Given passage
******************************

Oh, the places our conversation goes when we sync up to discuss the Dumb Blonde podcast host’s memoir, Stripped Down: Unfiltered and Unapologetic, out now.

Bunnie’s multitasking — she’s in the middle of a two-hour style fitting — but has me belly-laughing about life on her 500-acre Nashville-area farm with husband Jelly Roll. More specifically, the time they castrated their bull, Crunch. It involved wrapping wire around the bull’s testicles, then — when they didn’t naturally fall off — twisting off the “stiff leather satchel.”

Ultimately, Bunnie (real name: Alisa DeFord) found the task so “disgusting” she punted it to her best friend. She did, however, dispose of the leftover parts. Where? “I threw them into the freaking forest,” says the 46-year-old.

Her experience with farm life provides levity to a deeper conversation about a life that has, frankly, been awful at times. She had an abusive childhood. Her first career was in sex work. There was relationship abuse. Addiction. Arrests. Pregnancy loss. Infertility. Depression. Suicidal ideation.

******************************

Dataset content
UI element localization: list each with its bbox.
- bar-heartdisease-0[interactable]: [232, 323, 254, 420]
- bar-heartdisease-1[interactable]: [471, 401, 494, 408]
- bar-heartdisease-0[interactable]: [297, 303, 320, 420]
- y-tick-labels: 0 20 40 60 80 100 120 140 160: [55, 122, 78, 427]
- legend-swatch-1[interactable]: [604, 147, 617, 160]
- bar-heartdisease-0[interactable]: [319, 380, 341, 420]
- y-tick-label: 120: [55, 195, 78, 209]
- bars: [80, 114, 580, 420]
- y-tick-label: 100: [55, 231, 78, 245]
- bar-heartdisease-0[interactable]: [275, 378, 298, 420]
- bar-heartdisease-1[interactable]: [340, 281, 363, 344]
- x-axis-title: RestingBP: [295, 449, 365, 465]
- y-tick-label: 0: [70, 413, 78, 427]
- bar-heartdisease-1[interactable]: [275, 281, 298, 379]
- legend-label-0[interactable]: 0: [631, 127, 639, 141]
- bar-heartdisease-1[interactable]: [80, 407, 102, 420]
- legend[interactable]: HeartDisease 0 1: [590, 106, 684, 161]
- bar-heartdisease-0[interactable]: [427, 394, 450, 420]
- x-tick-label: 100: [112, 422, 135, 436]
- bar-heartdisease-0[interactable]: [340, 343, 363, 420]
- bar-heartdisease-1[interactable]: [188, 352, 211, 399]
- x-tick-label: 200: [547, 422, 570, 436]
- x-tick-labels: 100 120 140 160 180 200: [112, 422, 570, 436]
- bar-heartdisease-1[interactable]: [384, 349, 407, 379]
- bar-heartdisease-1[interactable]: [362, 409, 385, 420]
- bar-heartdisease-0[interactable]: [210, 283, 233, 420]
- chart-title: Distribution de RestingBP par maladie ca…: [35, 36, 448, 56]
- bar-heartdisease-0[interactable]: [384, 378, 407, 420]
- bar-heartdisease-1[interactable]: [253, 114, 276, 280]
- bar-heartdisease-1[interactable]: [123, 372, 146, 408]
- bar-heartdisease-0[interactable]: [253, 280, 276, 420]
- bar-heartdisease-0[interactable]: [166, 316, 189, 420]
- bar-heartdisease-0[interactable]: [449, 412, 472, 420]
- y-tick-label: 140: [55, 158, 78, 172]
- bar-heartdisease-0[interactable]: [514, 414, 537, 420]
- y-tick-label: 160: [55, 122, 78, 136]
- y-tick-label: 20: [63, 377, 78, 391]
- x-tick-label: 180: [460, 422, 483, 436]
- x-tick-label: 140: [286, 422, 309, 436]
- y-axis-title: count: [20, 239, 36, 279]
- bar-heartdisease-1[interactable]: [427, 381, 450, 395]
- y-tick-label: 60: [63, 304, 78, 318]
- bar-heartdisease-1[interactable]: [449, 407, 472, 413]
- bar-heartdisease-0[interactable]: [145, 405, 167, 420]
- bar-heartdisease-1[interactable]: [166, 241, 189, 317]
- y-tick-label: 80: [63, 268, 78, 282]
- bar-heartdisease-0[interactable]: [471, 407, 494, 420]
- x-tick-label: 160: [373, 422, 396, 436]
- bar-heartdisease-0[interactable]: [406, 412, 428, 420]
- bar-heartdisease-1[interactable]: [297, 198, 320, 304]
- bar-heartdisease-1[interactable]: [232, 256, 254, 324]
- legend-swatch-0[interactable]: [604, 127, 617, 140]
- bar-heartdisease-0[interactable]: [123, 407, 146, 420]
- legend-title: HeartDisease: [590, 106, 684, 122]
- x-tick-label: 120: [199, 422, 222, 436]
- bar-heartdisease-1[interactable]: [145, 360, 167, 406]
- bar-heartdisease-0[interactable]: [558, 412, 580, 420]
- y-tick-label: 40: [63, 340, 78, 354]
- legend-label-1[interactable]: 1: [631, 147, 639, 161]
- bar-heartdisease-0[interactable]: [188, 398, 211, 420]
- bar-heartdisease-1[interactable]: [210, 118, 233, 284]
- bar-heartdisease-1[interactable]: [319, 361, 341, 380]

******************************

To be done
a) According to the passage about Bunnie's memoir, what is Bunnie's real name?
b) Give again, word for word, the part of the passage about Bunnie's memoir between "Bunnie’s multitasking —" and "says the 46-year-old.", inclusive.

Answers by task
a) Alisa DeFord

b)
Bunnie’s multitasking — she’s in the middle of a two-hour style fitting — but has me belly-laughing about life on her 500-acre Nashville-area farm with husband Jelly Roll. More specifically, the time they castrated their bull, Crunch. It involved wrapping wire around the bull’s testicles, then — when they didn’t naturally fall off — twisting off the “stiff leather satchel.”

Ultimately, Bunnie (real name: Alisa DeFord) found the task so “disgusting” she punted it to her best friend. She did, however, dispose of the leftover parts. Where? “I threw them into the freaking forest,” says the 46-year-old.